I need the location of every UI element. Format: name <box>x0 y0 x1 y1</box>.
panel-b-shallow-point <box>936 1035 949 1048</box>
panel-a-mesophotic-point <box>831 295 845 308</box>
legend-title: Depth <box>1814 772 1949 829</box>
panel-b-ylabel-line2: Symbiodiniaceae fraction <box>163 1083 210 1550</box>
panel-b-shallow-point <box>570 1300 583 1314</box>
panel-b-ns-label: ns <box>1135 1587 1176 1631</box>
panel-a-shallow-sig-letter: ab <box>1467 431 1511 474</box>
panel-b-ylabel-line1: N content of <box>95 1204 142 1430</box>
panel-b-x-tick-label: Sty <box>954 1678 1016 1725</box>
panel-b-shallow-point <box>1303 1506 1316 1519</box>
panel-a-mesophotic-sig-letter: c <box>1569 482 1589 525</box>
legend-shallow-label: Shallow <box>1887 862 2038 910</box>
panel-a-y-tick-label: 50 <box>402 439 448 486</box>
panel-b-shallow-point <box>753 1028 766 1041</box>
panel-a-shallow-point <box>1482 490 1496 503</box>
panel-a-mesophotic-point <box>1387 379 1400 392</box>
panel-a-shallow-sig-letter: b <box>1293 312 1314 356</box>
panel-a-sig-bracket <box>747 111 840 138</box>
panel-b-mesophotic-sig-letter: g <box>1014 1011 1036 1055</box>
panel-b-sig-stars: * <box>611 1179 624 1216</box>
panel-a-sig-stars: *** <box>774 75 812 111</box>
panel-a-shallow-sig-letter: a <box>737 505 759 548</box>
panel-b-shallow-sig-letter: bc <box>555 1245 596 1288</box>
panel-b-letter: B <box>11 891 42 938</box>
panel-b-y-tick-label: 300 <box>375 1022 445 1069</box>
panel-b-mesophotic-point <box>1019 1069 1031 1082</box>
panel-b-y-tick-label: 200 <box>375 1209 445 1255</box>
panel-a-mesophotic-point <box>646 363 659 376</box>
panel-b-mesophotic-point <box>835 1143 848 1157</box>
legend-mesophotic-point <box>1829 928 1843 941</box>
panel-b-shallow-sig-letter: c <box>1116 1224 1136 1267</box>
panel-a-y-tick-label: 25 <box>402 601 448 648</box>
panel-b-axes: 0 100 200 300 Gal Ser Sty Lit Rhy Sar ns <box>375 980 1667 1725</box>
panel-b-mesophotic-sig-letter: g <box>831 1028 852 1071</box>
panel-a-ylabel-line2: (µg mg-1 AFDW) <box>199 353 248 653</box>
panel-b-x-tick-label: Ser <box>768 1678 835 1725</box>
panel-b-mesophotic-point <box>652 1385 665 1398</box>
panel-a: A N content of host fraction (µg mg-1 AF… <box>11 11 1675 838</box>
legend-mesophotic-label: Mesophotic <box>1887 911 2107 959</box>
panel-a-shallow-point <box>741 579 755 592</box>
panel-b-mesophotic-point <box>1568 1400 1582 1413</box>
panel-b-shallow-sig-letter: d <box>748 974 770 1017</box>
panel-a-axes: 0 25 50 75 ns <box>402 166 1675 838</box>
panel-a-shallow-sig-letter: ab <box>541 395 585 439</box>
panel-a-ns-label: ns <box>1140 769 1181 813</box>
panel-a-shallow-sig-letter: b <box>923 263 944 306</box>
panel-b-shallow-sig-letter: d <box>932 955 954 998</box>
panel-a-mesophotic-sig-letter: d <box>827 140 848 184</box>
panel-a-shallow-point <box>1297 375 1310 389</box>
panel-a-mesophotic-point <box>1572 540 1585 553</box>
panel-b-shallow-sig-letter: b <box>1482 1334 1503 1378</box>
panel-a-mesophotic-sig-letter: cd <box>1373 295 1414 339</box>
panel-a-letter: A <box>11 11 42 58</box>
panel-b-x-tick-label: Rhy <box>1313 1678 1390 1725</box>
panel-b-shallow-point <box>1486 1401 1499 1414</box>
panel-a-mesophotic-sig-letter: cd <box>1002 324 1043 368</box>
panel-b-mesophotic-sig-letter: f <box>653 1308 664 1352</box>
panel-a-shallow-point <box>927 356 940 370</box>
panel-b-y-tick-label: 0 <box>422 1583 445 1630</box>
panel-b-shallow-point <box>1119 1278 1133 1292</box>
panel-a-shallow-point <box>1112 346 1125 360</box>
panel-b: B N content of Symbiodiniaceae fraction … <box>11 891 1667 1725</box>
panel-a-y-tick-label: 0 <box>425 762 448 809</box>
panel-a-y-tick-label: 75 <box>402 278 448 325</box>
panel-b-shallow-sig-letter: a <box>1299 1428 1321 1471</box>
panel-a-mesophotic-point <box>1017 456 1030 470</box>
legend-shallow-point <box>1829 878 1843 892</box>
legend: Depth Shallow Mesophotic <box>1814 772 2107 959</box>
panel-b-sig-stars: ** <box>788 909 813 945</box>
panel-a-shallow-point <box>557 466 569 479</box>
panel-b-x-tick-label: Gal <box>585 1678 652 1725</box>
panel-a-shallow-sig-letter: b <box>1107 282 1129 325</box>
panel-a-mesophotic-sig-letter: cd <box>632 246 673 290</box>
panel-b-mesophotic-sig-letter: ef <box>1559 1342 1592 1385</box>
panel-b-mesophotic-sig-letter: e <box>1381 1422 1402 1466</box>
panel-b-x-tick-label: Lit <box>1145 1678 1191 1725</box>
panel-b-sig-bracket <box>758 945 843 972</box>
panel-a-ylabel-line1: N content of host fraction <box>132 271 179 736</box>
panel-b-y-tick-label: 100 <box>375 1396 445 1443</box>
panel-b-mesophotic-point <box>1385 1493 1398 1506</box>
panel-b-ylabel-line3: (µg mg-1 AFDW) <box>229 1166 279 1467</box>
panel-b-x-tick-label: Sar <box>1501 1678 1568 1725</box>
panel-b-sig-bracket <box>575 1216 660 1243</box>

» PROBLEM REQUIREMENTS: Print the items verbatim, starting with the very first line and ending with the line that contains "panel-b-shallow-point <box>753 1028", including that line.

» OUTPUT OF THE TASK:
I need the location of every UI element. Format: name <box>x0 y0 x1 y1</box>.
panel-b-shallow-point <box>936 1035 949 1048</box>
panel-a-mesophotic-point <box>831 295 845 308</box>
legend-title: Depth <box>1814 772 1949 829</box>
panel-b-ylabel-line2: Symbiodiniaceae fraction <box>163 1083 210 1550</box>
panel-b-shallow-point <box>570 1300 583 1314</box>
panel-b-ns-label: ns <box>1135 1587 1176 1631</box>
panel-a-shallow-sig-letter: ab <box>1467 431 1511 474</box>
panel-b-ylabel-line1: N content of <box>95 1204 142 1430</box>
panel-b-x-tick-label: Sty <box>954 1678 1016 1725</box>
panel-b-shallow-point <box>1303 1506 1316 1519</box>
panel-a-mesophotic-sig-letter: c <box>1569 482 1589 525</box>
legend-shallow-label: Shallow <box>1887 862 2038 910</box>
panel-a-y-tick-label: 50 <box>402 439 448 486</box>
panel-b-shallow-point <box>753 1028 766 1041</box>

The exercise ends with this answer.